Extracted data entries:

··········

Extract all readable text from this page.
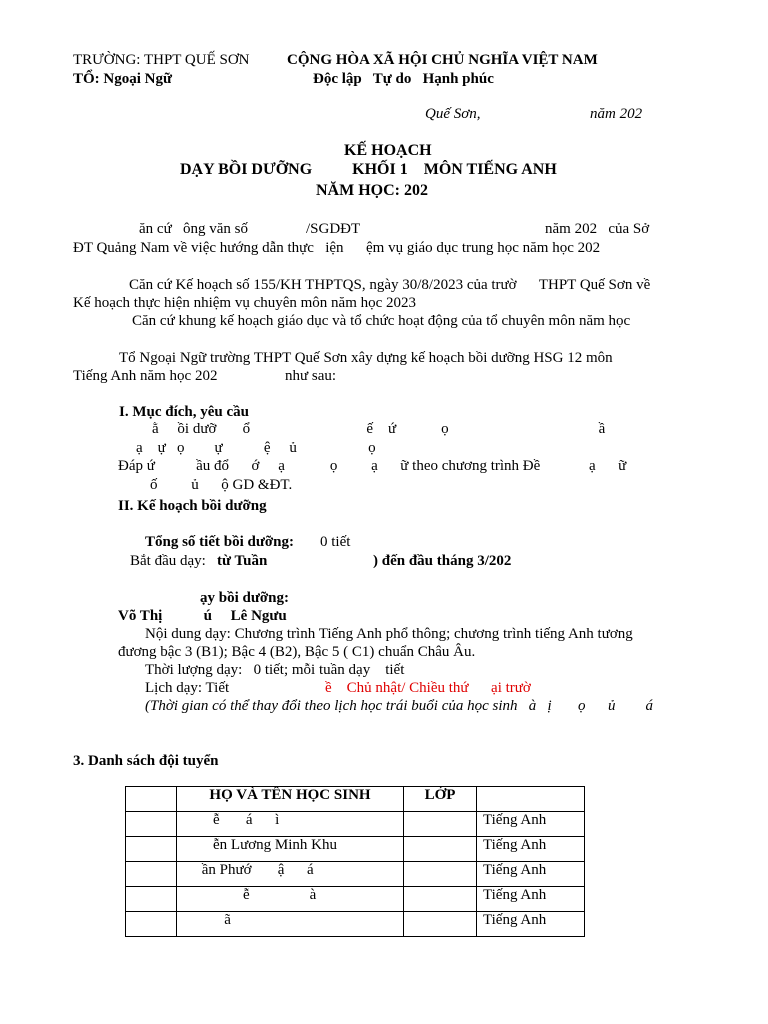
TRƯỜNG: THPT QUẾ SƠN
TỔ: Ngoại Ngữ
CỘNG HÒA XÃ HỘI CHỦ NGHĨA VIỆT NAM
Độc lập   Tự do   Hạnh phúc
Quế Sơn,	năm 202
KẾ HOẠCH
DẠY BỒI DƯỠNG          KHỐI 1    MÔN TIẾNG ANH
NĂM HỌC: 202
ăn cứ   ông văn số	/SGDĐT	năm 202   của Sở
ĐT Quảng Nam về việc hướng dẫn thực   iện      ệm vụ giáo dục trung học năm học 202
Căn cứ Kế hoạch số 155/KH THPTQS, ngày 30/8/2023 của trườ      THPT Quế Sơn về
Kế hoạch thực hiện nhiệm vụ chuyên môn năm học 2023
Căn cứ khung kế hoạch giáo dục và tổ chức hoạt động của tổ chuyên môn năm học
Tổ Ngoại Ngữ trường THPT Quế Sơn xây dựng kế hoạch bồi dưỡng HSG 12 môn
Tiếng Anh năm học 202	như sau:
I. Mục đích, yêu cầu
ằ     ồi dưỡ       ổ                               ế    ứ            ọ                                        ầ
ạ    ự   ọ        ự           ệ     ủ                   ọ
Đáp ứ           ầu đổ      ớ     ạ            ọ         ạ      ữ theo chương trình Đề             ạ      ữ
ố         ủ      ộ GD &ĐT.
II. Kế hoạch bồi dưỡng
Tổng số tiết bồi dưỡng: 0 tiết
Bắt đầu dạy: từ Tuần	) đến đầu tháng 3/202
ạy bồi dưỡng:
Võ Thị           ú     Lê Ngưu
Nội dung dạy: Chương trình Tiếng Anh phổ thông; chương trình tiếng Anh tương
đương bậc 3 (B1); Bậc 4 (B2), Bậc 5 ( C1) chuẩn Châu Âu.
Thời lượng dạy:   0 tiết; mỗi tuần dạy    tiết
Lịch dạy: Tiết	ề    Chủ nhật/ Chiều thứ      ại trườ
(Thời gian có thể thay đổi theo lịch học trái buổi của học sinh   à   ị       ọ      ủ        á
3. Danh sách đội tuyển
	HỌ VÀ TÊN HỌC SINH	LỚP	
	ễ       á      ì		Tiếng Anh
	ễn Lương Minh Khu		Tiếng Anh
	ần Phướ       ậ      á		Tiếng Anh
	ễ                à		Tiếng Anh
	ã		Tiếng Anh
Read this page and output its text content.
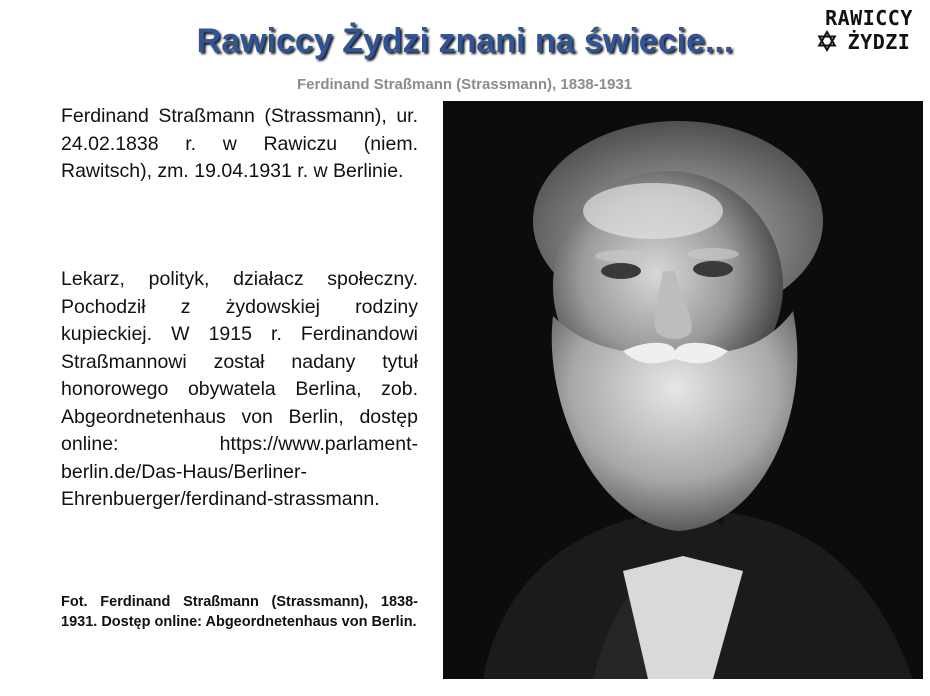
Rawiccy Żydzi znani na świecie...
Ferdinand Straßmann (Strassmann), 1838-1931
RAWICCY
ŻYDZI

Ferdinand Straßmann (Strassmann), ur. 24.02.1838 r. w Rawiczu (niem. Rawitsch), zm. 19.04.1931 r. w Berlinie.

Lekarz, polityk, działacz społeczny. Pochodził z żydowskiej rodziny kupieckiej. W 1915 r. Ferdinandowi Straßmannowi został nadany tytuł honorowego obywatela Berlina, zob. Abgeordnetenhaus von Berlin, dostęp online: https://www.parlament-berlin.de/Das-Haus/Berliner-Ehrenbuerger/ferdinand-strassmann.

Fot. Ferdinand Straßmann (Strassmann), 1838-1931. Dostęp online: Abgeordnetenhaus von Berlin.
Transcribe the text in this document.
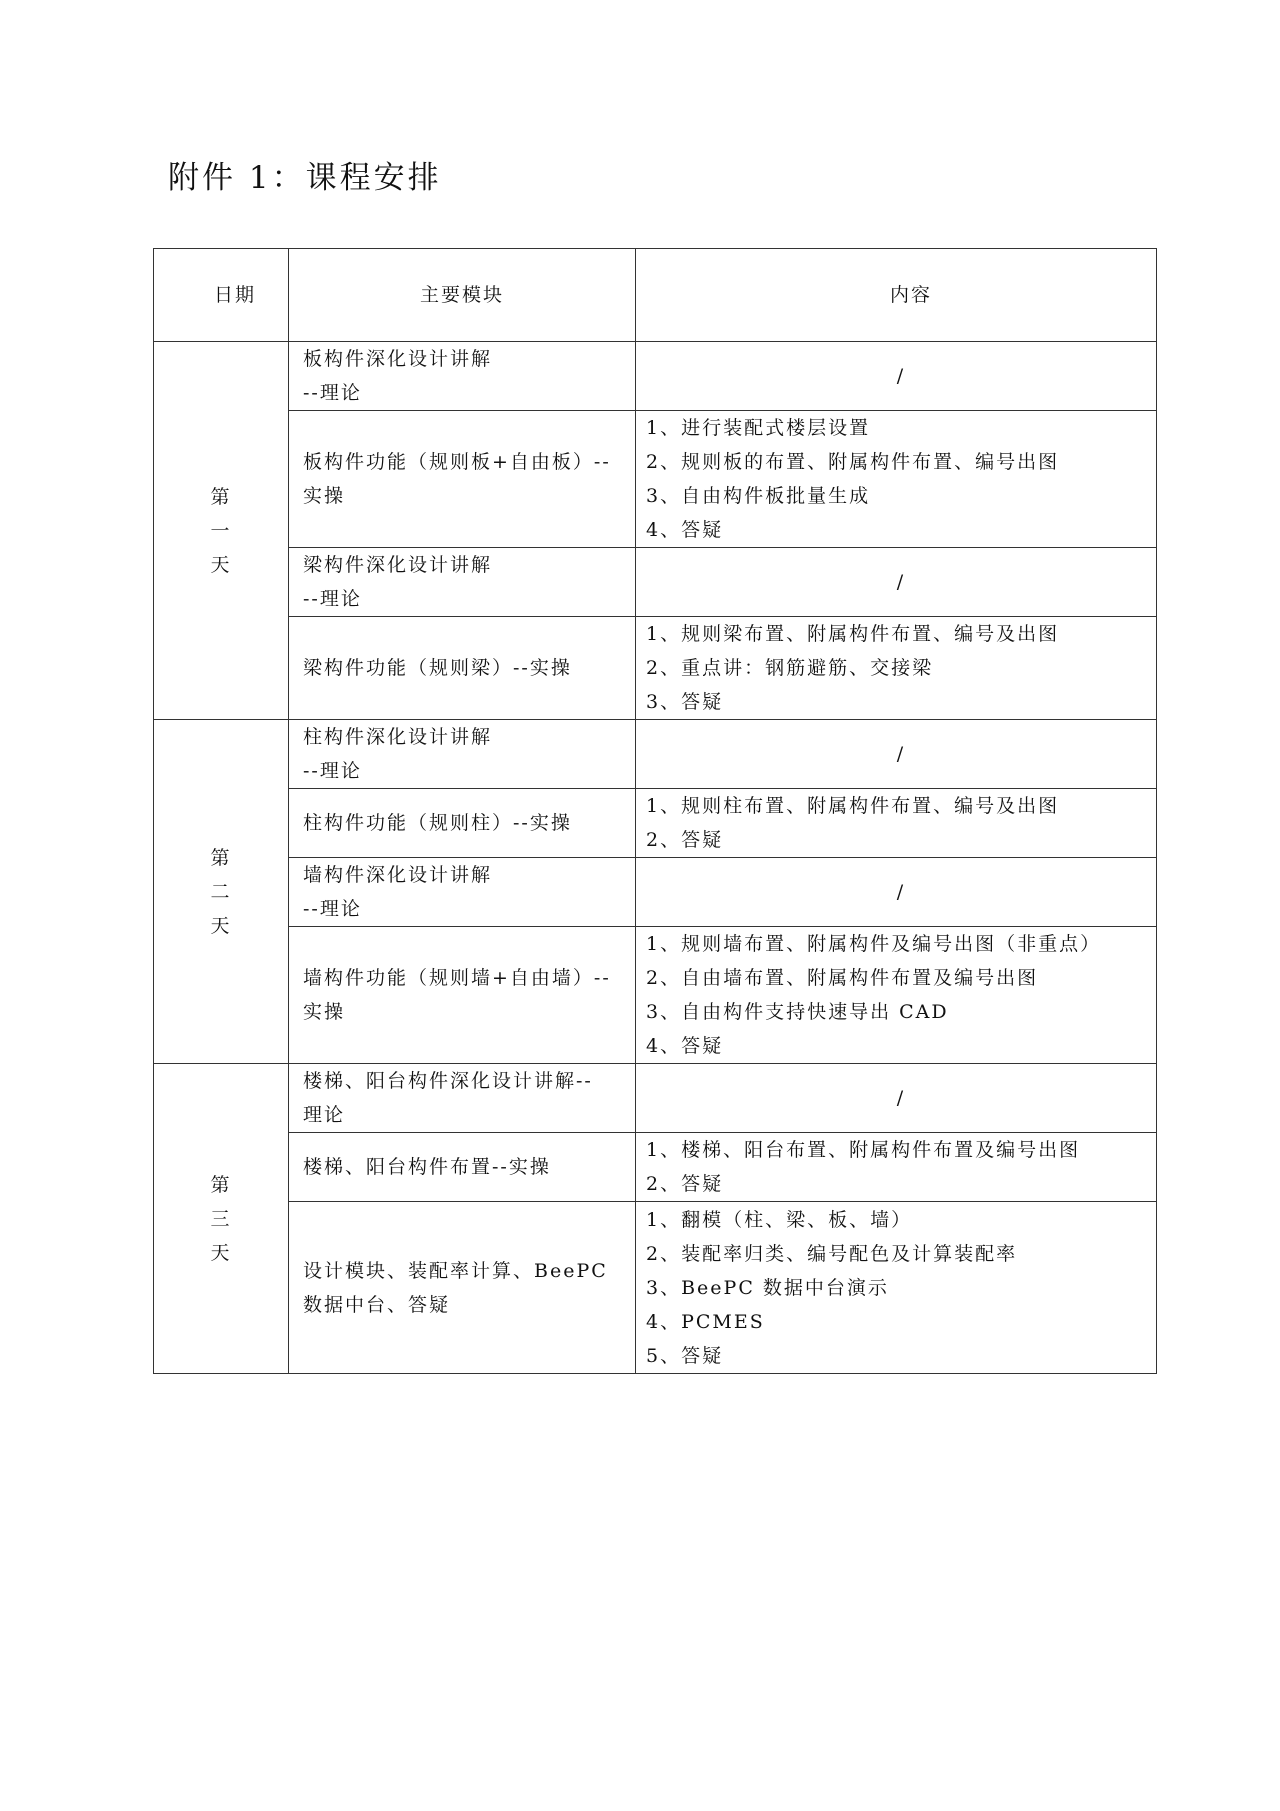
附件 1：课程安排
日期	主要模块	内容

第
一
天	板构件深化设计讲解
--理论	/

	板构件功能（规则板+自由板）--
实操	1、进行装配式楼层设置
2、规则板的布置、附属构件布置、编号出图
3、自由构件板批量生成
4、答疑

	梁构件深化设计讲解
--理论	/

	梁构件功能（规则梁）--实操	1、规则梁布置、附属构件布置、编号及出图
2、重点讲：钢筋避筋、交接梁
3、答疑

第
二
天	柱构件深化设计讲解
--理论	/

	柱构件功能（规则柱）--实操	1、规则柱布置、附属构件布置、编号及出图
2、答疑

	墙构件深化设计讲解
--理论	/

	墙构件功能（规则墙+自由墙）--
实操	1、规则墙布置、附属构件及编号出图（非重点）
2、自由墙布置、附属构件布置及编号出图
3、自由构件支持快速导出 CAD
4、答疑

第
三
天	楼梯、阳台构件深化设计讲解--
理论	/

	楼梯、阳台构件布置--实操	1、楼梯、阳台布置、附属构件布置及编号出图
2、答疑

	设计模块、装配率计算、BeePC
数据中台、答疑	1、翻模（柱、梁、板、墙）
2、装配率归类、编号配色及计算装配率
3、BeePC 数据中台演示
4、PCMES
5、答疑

··········

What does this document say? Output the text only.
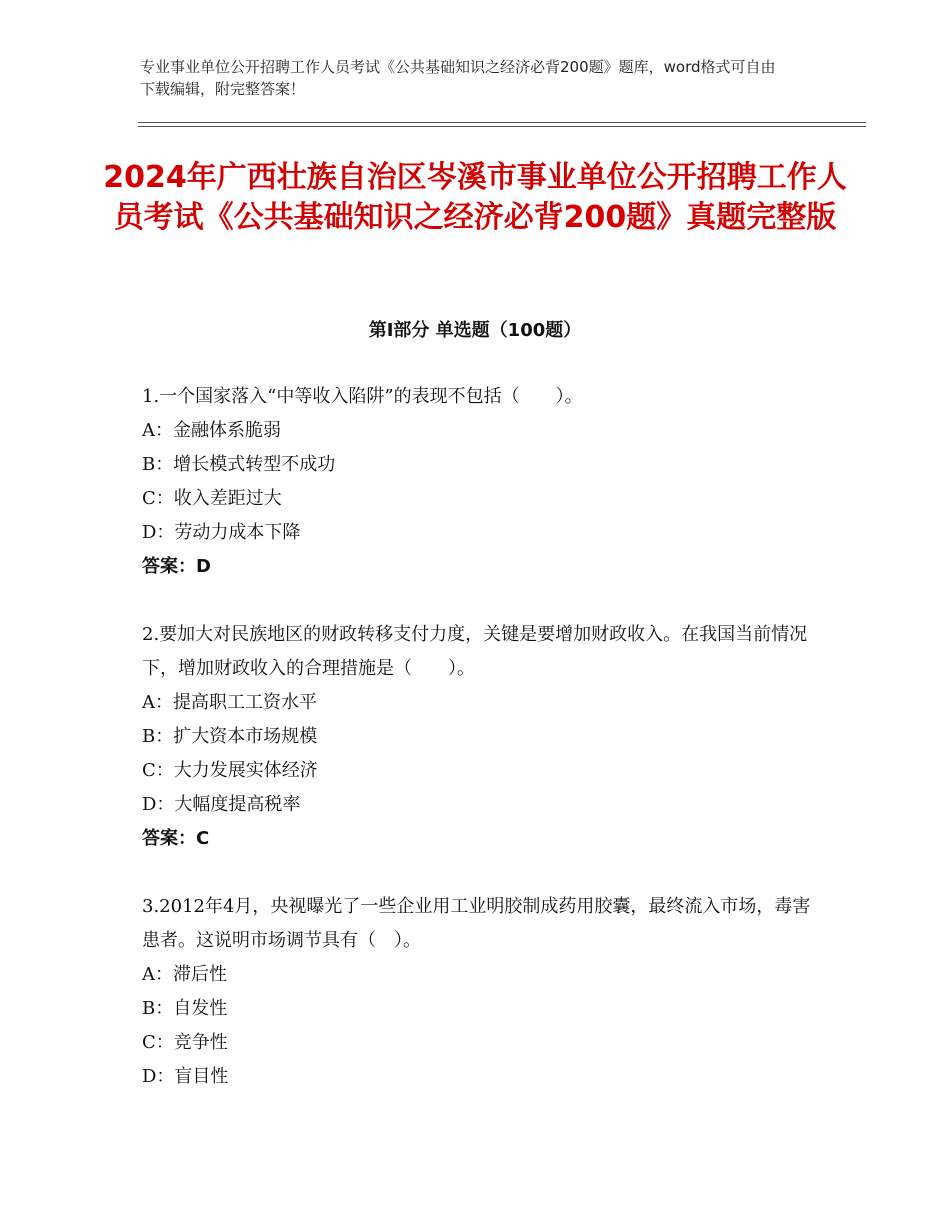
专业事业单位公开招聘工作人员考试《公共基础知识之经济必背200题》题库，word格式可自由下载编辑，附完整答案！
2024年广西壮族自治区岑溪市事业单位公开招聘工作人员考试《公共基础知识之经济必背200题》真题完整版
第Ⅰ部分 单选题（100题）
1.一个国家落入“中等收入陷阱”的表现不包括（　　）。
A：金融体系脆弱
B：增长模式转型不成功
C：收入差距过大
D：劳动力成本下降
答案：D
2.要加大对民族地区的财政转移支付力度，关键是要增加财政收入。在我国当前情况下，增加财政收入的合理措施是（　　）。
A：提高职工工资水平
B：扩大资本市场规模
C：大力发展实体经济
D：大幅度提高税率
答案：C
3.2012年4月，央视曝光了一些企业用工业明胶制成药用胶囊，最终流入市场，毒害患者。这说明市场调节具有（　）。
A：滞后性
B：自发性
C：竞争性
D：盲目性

··········

REQUIREMENTS:
Go through the material line by line. Show each line that contains the string "Abgeordnetenhaus".

RESULT FOR THIS TASK:
Lekarz, polityk, działacz społeczny. Pochodził z żydowskiej rodziny kupieckiej. W 1915 r. Ferdinandowi Straßmannowi został nadany tytuł honorowego obywatela Berlina, zob. Abgeordnetenhaus von Berlin, dostęp online: https://www.parlament-berlin.de/Das-Haus/Berliner-Ehrenbuerger/ferdinand-strassmann.
Fot. Ferdinand Straßmann (Strassmann), 1838-1931. Dostęp online: Abgeordnetenhaus von Berlin.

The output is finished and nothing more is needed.